## Task instructions
Please print the full listing exactly.

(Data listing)
-- Start --
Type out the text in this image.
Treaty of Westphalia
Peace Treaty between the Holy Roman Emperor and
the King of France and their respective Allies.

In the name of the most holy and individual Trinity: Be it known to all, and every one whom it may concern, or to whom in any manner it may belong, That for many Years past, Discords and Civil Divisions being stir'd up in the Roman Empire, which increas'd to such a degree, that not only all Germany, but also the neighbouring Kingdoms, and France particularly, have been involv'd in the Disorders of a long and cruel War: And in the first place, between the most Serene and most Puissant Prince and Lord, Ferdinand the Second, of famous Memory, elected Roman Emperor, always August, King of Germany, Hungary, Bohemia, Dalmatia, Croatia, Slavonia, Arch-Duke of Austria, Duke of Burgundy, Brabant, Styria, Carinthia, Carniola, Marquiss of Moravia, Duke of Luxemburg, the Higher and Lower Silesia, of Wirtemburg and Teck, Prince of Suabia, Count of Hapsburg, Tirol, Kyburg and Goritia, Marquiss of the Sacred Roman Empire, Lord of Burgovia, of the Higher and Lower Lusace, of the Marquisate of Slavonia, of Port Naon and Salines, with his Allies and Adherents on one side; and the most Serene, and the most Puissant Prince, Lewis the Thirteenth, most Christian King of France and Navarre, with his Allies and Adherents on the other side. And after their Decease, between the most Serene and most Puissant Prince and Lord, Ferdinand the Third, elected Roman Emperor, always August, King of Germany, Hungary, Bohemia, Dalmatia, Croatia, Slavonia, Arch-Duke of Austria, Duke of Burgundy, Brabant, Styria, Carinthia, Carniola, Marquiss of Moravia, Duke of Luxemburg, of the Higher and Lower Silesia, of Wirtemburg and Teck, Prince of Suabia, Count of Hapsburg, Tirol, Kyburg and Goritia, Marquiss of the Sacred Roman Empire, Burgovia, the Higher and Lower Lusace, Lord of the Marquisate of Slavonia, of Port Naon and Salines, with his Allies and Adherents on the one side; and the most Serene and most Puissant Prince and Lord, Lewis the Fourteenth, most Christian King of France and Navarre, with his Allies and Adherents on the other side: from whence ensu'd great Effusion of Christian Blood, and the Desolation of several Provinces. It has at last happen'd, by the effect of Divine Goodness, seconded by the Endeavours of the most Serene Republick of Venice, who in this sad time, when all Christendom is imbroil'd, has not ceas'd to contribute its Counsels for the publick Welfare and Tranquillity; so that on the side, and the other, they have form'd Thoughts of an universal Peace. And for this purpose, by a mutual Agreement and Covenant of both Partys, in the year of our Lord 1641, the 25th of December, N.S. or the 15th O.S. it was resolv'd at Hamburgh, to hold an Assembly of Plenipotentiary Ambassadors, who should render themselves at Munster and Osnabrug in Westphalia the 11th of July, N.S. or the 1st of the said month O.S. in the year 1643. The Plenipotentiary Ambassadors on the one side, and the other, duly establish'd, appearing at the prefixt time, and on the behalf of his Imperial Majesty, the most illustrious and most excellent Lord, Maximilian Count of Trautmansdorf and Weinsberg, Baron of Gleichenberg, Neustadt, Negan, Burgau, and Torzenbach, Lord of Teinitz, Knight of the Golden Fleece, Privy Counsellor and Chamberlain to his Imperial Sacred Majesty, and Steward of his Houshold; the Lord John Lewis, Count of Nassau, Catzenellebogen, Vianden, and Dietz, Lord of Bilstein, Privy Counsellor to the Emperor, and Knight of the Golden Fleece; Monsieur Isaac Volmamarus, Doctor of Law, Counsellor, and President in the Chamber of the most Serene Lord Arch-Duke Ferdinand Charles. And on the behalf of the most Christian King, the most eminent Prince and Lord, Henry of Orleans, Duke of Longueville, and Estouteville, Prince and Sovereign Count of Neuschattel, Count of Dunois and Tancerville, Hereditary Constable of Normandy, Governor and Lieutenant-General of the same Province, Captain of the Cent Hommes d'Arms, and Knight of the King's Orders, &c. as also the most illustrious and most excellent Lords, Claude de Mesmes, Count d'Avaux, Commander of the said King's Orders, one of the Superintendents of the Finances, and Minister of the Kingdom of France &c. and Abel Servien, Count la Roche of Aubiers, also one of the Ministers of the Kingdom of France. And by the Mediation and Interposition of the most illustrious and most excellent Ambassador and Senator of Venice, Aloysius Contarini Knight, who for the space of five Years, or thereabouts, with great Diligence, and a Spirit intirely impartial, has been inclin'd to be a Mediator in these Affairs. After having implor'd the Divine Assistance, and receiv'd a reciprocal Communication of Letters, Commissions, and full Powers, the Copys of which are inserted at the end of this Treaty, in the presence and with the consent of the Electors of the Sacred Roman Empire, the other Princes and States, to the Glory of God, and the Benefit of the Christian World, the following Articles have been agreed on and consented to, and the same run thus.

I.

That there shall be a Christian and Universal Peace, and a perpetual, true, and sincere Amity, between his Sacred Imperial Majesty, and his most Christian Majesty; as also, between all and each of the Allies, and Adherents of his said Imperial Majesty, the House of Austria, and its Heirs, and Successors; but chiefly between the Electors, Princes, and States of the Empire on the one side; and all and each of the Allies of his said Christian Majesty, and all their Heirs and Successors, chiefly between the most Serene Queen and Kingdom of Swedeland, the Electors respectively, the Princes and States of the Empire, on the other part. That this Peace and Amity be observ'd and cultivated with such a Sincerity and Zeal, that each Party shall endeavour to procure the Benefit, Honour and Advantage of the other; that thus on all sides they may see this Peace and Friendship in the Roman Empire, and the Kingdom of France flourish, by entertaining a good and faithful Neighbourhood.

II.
-- End --
## Response below
Type out the text in this image.
Treaty of Westphalia
Peace Treaty between the Holy Roman Emperor and
the King of France and their respective Allies.

In the name of the most holy and individual Trinity: Be it known to all, and every one whom it may concern, or to whom in any manner it may belong, That for many Years past, Discords and Civil Divisions being stir'd up in the Roman Empire, which increas'd to such a degree, that not only all Germany, but also the neighbouring Kingdoms, and France particularly, have been involv'd in the Disorders of a long and cruel War: And in the first place, between the most Serene and most Puissant Prince and Lord, Ferdinand the Second, of famous Memory, elected Roman Emperor, always August, King of Germany, Hungary, Bohemia, Dalmatia, Croatia, Slavonia, Arch-Duke of Austria, Duke of Burgundy, Brabant, Styria, Carinthia, Carniola, Marquiss of Moravia, Duke of Luxemburg, the Higher and Lower Silesia, of Wirtemburg and Teck, Prince of Suabia, Count of Hapsburg, Tirol, Kyburg and Goritia, Marquiss of the Sacred Roman Empire, Lord of Burgovia, of the Higher and Lower Lusace, of the Marquisate of Slavonia, of Port Naon and Salines, with his Allies and Adherents on one side; and the most Serene, and the most Puissant Prince, Lewis the Thirteenth, most Christian King of France and Navarre, with his Allies and Adherents on the other side. And after their Decease, between the most Serene and most Puissant Prince and Lord, Ferdinand the Third, elected Roman Emperor, always August, King of Germany, Hungary, Bohemia, Dalmatia, Croatia, Slavonia, Arch-Duke of Austria, Duke of Burgundy, Brabant, Styria, Carinthia, Carniola, Marquiss of Moravia, Duke of Luxemburg, of the Higher and Lower Silesia, of Wirtemburg and Teck, Prince of Suabia, Count of Hapsburg, Tirol, Kyburg and Goritia, Marquiss of the Sacred Roman Empire, Burgovia, the Higher and Lower Lusace, Lord of the Marquisate of Slavonia, of Port Naon and Salines, with his Allies and Adherents on the one side; and the most Serene and most Puissant Prince and Lord, Lewis the Fourteenth, most Christian King of France and Navarre, with his Allies and Adherents on the other side: from whence ensu'd great Effusion of Christian Blood, and the Desolation of several Provinces. It has at last happen'd, by the effect of Divine Goodness, seconded by the Endeavours of the most Serene Republick of Venice, who in this sad time, when all Christendom is imbroil'd, has not ceas'd to contribute its Counsels for the publick Welfare and Tranquillity; so that on the side, and the other, they have form'd Thoughts of an universal Peace. And for this purpose, by a mutual Agreement and Covenant of both Partys, in the year of our Lord 1641, the 25th of December, N.S. or the 15th O.S. it was resolv'd at Hamburgh, to hold an Assembly of Plenipotentiary Ambassadors, who should render themselves at Munster and Osnabrug in Westphalia the 11th of July, N.S. or the 1st of the said month O.S. in the year 1643. The Plenipotentiary Ambassadors on the one side, and the other, duly establish'd, appearing at the prefixt time, and on the behalf of his Imperial Majesty, the most illustrious and most excellent Lord, Maximilian Count of Trautmansdorf and Weinsberg, Baron of Gleichenberg, Neustadt, Negan, Burgau, and Torzenbach, Lord of Teinitz, Knight of the Golden Fleece, Privy Counsellor and Chamberlain to his Imperial Sacred Majesty, and Steward of his Houshold; the Lord John Lewis, Count of Nassau, Catzenellebogen, Vianden, and Dietz, Lord of Bilstein, Privy Counsellor to the Emperor, and Knight of the Golden Fleece; Monsieur Isaac Volmamarus, Doctor of Law, Counsellor, and President in the Chamber of the most Serene Lord Arch-Duke Ferdinand Charles. And on the behalf of the most Christian King, the most eminent Prince and Lord, Henry of Orleans, Duke of Longueville, and Estouteville, Prince and Sovereign Count of Neuschattel, Count of Dunois and Tancerville, Hereditary Constable of Normandy, Governor and Lieutenant-General of the same Province, Captain of the Cent Hommes d'Arms, and Knight of the King's Orders, &c. as also the most illustrious and most excellent Lords, Claude de Mesmes, Count d'Avaux, Commander of the said King's Orders, one of the Superintendents of the Finances, and Minister of the Kingdom of France &c. and Abel Servien, Count la Roche of Aubiers, also one of the Ministers of the Kingdom of France. And by the Mediation and Interposition of the most illustrious and most excellent Ambassador and Senator of Venice, Aloysius Contarini Knight, who for the space of five Years, or thereabouts, with great Diligence, and a Spirit intirely impartial, has been inclin'd to be a Mediator in these Affairs. After having implor'd the Divine Assistance, and receiv'd a reciprocal Communication of Letters, Commissions, and full Powers, the Copys of which are inserted at the end of this Treaty, in the presence and with the consent of the Electors of the Sacred Roman Empire, the other Princes and States, to the Glory of God, and the Benefit of the Christian World, the following Articles have been agreed on and consented to, and the same run thus.

I.

That there shall be a Christian and Universal Peace, and a perpetual, true, and sincere Amity, between his Sacred Imperial Majesty, and his most Christian Majesty; as also, between all and each of the Allies, and Adherents of his said Imperial Majesty, the House of Austria, and its Heirs, and Successors; but chiefly between the Electors, Princes, and States of the Empire on the one side; and all and each of the Allies of his said Christian Majesty, and all their Heirs and Successors, chiefly between the most Serene Queen and Kingdom of Swedeland, the Electors respectively, the Princes and States of the Empire, on the other part. That this Peace and Amity be observ'd and cultivated with such a Sincerity and Zeal, that each Party shall endeavour to procure the Benefit, Honour and Advantage of the other; that thus on all sides they may see this Peace and Friendship in the Roman Empire, and the Kingdom of France flourish, by entertaining a good and faithful Neighbourhood.

II.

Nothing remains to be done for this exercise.